## [WHAT THE EXERCISE ASKS]
Output the material word for word. Leave each picture out.

## [DATASET EXCERPTS]
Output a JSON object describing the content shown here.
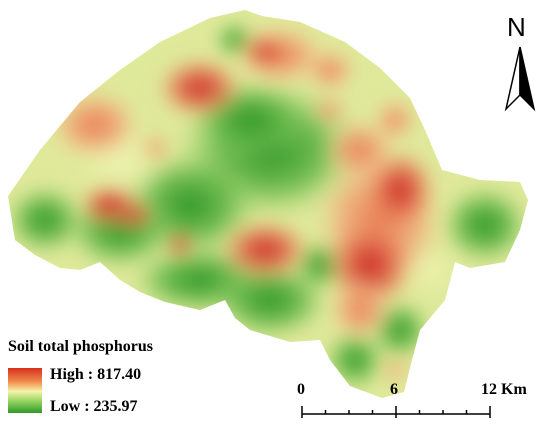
{
  "legend": {
    "title": "Soil total phosphorus",
    "high_label": "High : 817.40",
    "low_label": "Low : 235.97",
    "high_color": "#d7301f",
    "mid_color": "#f6f4a8",
    "low_color": "#2e9a2a"
  },
  "scale_bar": {
    "tick_0": "0",
    "tick_mid": "6",
    "tick_end": "12 Km"
  },
  "north_arrow": {
    "letter": "N",
    "icon": "north-arrow-icon"
  }
}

## [RESPONSE TO THIS TASK]
Output a JSON object describing the content shown here.
{
  "legend": {
    "title": "Soil total phosphorus",
    "high_label": "High : 817.40",
    "low_label": "Low : 235.97",
    "high_color": "#d7301f",
    "mid_color": "#f6f4a8",
    "low_color": "#2e9a2a"
  },
  "scale_bar": {
    "tick_0": "0",
    "tick_mid": "6",
    "tick_end": "12 Km"
  },
  "north_arrow": {
    "letter": "N",
    "icon": "north-arrow-icon"
  }
}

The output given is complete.